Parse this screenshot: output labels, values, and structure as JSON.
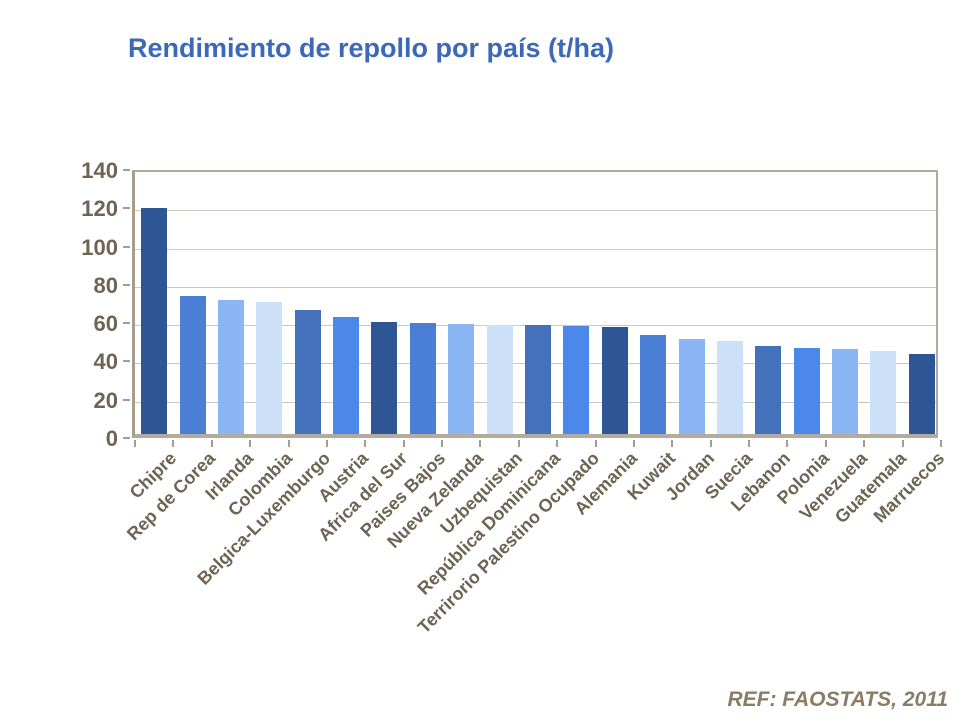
{
  "title": "Rendimiento de repollo por país (t/ha)",
  "reference": "REF: FAOSTATS, 2011",
  "colors": {
    "title": "#3C69B7",
    "axis_text": "#6E6454",
    "axis_line": "#A59D8D",
    "gridline": "#CFC9BD",
    "plot_border": "#B3AC9E",
    "reference_text": "#8A7C66",
    "bar_palette": {
      "dark": "#2F5694",
      "medium": "#4A7FD5",
      "light": "#8AB6F5",
      "pale": "#CCE0F8",
      "steel": "#4371BC",
      "bright": "#4C87EA"
    }
  },
  "chart_data": {
    "type": "bar",
    "title": "Rendimiento de repollo por país (t/ha)",
    "xlabel": "",
    "ylabel": "",
    "ylim": [
      0,
      140
    ],
    "yticks": [
      0,
      20,
      40,
      60,
      80,
      100,
      120,
      140
    ],
    "grid": true,
    "legend": false,
    "categories": [
      "Chipre",
      "Rep de Corea",
      "Irlanda",
      "Colombia",
      "Belgica-Luxemburgo",
      "Austria",
      "Africa del Sur",
      "Paises Bajos",
      "Nueva Zelanda",
      "Uzbequistan",
      "República Dominicana",
      "Terrirorio Palestino Ocupado",
      "Alemania",
      "Kuwait",
      "Jordan",
      "Suecia",
      "Lebanon",
      "Polonia",
      "Venezuela",
      "Guatemala",
      "Marruecos"
    ],
    "values": [
      118,
      72,
      70,
      69,
      65,
      61,
      58.5,
      58,
      57.5,
      57,
      57,
      56.5,
      56,
      51.5,
      49.5,
      48.5,
      46,
      45,
      44.5,
      43.5,
      42
    ],
    "bar_colors": [
      "dark",
      "medium",
      "light",
      "pale",
      "steel",
      "bright",
      "dark",
      "medium",
      "light",
      "pale",
      "steel",
      "bright",
      "dark",
      "medium",
      "light",
      "pale",
      "steel",
      "bright",
      "light",
      "pale",
      "dark"
    ]
  }
}
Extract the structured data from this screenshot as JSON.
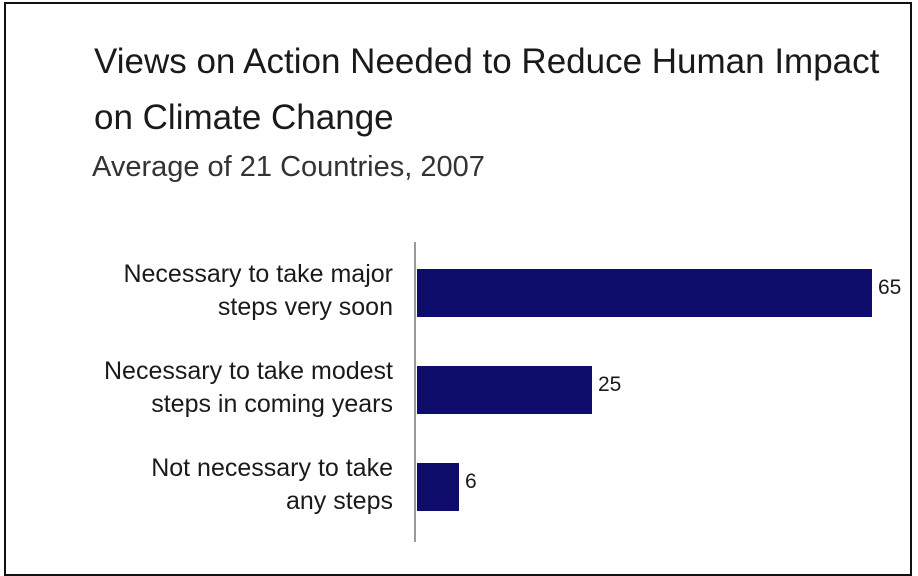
{
  "chart_data": {
    "type": "bar",
    "orientation": "horizontal",
    "title": "Views on Action Needed to Reduce Human Impact on Climate Change",
    "subtitle": "Average of 21 Countries, 2007",
    "categories": [
      "Necessary to take major steps very soon",
      "Necessary to take modest steps in coming years",
      "Not necessary to take any steps"
    ],
    "category_lines": [
      [
        "Necessary to take major",
        "steps very soon"
      ],
      [
        "Necessary to take modest",
        "steps in coming years"
      ],
      [
        "Not necessary to take",
        "any steps"
      ]
    ],
    "values": [
      65,
      25,
      6
    ],
    "value_labels": [
      "65",
      "25",
      "6"
    ],
    "xlim": [
      0,
      65
    ],
    "grid": false,
    "colors": {
      "bar": "#0f0d6b",
      "axis": "#999999"
    }
  }
}
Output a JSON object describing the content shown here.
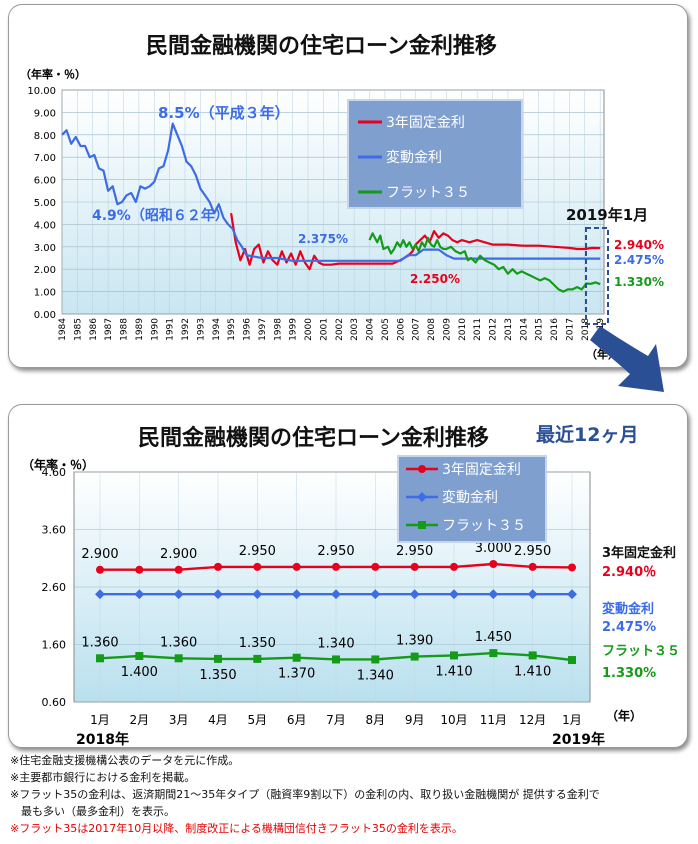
========================================================================
**Problem details:** From the material above, reproduce everything verbatim except the pictures.

**Answer in full:**
Parse this screenshot: output labels, values, and structure as JSON.
{
  "title": "Rendimiento de repollo por país (t/ha)",
  "reference": "REF: FAOSTATS, 2011",
  "colors": {
    "title": "#3C69B7",
    "axis_text": "#6E6454",
    "axis_line": "#A59D8D",
    "gridline": "#CFC9BD",
    "plot_border": "#B3AC9E",
    "reference_text": "#8A7C66",
    "bar_palette": {
      "dark": "#2F5694",
      "medium": "#4A7FD5",
      "light": "#8AB6F5",
      "pale": "#CCE0F8",
      "steel": "#4371BC",
      "bright": "#4C87EA"
    }
  },
  "chart_data": {
    "type": "bar",
    "title": "Rendimiento de repollo por país (t/ha)",
    "xlabel": "",
    "ylabel": "",
    "ylim": [
      0,
      140
    ],
    "yticks": [
      0,
      20,
      40,
      60,
      80,
      100,
      120,
      140
    ],
    "grid": true,
    "legend": false,
    "categories": [
      "Chipre",
      "Rep de Corea",
      "Irlanda",
      "Colombia",
      "Belgica-Luxemburgo",
      "Austria",
      "Africa del Sur",
      "Paises Bajos",
      "Nueva Zelanda",
      "Uzbequistan",
      "República Dominicana",
      "Terrirorio Palestino Ocupado",
      "Alemania",
      "Kuwait",
      "Jordan",
      "Suecia",
      "Lebanon",
      "Polonia",
      "Venezuela",
      "Guatemala",
      "Marruecos"
    ],
    "values": [
      118,
      72,
      70,
      69,
      65,
      61,
      58.5,
      58,
      57.5,
      57,
      57,
      56.5,
      56,
      51.5,
      49.5,
      48.5,
      46,
      45,
      44.5,
      43.5,
      42
    ],
    "bar_colors": [
      "dark",
      "medium",
      "light",
      "pale",
      "steel",
      "bright",
      "dark",
      "medium",
      "light",
      "pale",
      "steel",
      "bright",
      "dark",
      "medium",
      "light",
      "pale",
      "steel",
      "bright",
      "light",
      "pale",
      "dark"
    ]
  }
}
Extract the structured data from this screenshot as JSON.
{
  "chart_data": {
    "type": "bar",
    "orientation": "horizontal",
    "title": "Views on Action Needed to Reduce Human Impact on Climate Change",
    "subtitle": "Average of 21 Countries, 2007",
    "categories": [
      "Necessary to take major steps very soon",
      "Necessary to take modest steps in coming years",
      "Not necessary to take any steps"
    ],
    "category_lines": [
      [
        "Necessary to take major",
        "steps very soon"
      ],
      [
        "Necessary to take modest",
        "steps in coming years"
      ],
      [
        "Not necessary to take",
        "any steps"
      ]
    ],
    "values": [
      65,
      25,
      6
    ],
    "value_labels": [
      "65",
      "25",
      "6"
    ],
    "xlim": [
      0,
      65
    ],
    "grid": false,
    "colors": {
      "bar": "#0f0d6b",
      "axis": "#999999"
    }
  }
}
Output a JSON object describing the content shown here.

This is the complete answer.